(Stored data)

(begin)

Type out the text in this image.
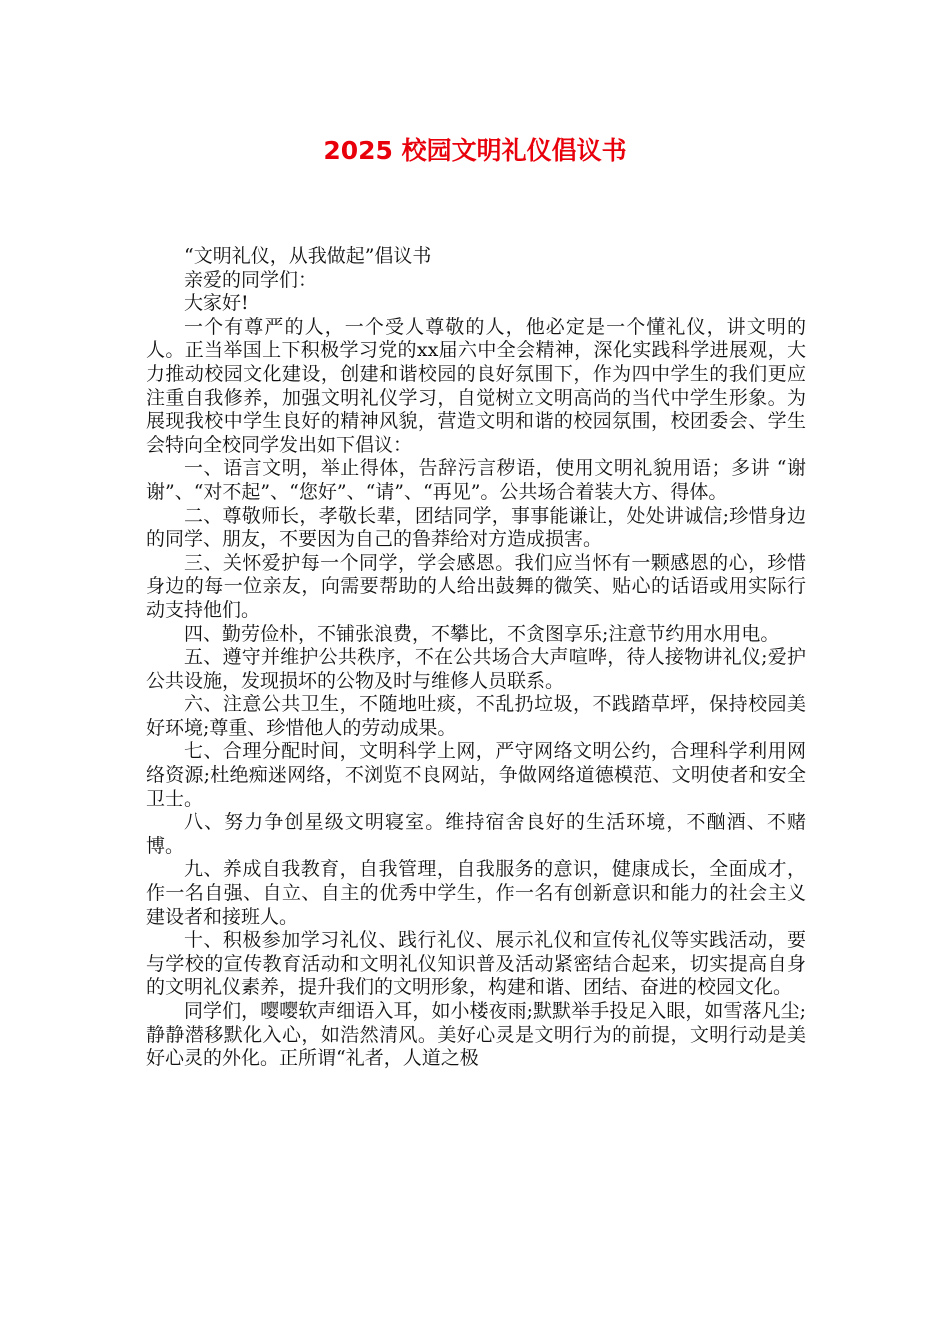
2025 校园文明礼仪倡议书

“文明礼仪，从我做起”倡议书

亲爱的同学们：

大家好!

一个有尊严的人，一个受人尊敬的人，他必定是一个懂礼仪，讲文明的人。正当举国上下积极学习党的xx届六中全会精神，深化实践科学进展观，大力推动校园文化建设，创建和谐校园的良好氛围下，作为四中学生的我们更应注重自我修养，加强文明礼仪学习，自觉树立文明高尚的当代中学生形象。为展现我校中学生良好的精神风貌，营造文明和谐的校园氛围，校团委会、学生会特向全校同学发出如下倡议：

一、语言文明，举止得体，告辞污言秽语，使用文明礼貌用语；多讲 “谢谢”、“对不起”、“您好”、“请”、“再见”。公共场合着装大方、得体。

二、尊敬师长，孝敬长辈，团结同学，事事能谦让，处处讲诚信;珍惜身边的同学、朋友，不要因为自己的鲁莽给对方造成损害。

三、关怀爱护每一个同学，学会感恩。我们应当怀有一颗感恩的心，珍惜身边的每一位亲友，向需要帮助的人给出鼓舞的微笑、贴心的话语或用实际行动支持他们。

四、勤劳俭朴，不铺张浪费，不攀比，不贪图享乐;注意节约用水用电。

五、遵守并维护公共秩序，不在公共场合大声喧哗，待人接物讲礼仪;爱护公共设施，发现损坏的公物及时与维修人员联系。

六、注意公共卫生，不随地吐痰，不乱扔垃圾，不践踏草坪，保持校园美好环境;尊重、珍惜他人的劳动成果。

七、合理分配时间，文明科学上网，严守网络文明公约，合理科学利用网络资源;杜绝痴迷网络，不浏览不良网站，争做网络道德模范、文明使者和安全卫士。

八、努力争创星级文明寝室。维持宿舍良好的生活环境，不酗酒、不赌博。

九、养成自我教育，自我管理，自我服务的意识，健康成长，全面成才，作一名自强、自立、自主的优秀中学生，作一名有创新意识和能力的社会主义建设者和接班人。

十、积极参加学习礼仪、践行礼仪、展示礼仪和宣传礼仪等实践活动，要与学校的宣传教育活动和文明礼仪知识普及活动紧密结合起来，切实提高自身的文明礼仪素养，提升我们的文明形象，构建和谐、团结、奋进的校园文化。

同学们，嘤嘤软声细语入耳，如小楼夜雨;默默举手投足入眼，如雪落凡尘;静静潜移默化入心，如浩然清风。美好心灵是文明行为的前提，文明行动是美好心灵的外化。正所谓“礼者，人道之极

(end)

**Exercise details**: Return the listing above in full and without alteration, excluding its pictures.

**Result for this exercise**:
Type out the text in this image.
2025 校园文明礼仪倡议书

“文明礼仪，从我做起”倡议书

亲爱的同学们：

大家好!

一个有尊严的人，一个受人尊敬的人，他必定是一个懂礼仪，讲文明的人。正当举国上下积极学习党的xx届六中全会精神，深化实践科学进展观，大力推动校园文化建设，创建和谐校园的良好氛围下，作为四中学生的我们更应注重自我修养，加强文明礼仪学习，自觉树立文明高尚的当代中学生形象。为展现我校中学生良好的精神风貌，营造文明和谐的校园氛围，校团委会、学生会特向全校同学发出如下倡议：

一、语言文明，举止得体，告辞污言秽语，使用文明礼貌用语；多讲 “谢谢”、“对不起”、“您好”、“请”、“再见”。公共场合着装大方、得体。

二、尊敬师长，孝敬长辈，团结同学，事事能谦让，处处讲诚信;珍惜身边的同学、朋友，不要因为自己的鲁莽给对方造成损害。

三、关怀爱护每一个同学，学会感恩。我们应当怀有一颗感恩的心，珍惜身边的每一位亲友，向需要帮助的人给出鼓舞的微笑、贴心的话语或用实际行动支持他们。

四、勤劳俭朴，不铺张浪费，不攀比，不贪图享乐;注意节约用水用电。

五、遵守并维护公共秩序，不在公共场合大声喧哗，待人接物讲礼仪;爱护公共设施，发现损坏的公物及时与维修人员联系。

六、注意公共卫生，不随地吐痰，不乱扔垃圾，不践踏草坪，保持校园美好环境;尊重、珍惜他人的劳动成果。

七、合理分配时间，文明科学上网，严守网络文明公约，合理科学利用网络资源;杜绝痴迷网络，不浏览不良网站，争做网络道德模范、文明使者和安全卫士。

八、努力争创星级文明寝室。维持宿舍良好的生活环境，不酗酒、不赌博。

九、养成自我教育，自我管理，自我服务的意识，健康成长，全面成才，作一名自强、自立、自主的优秀中学生，作一名有创新意识和能力的社会主义建设者和接班人。

十、积极参加学习礼仪、践行礼仪、展示礼仪和宣传礼仪等实践活动，要与学校的宣传教育活动和文明礼仪知识普及活动紧密结合起来，切实提高自身的文明礼仪素养，提升我们的文明形象，构建和谐、团结、奋进的校园文化。

同学们，嘤嘤软声细语入耳，如小楼夜雨;默默举手投足入眼，如雪落凡尘;静静潜移默化入心，如浩然清风。美好心灵是文明行为的前提，文明行动是美好心灵的外化。正所谓“礼者，人道之极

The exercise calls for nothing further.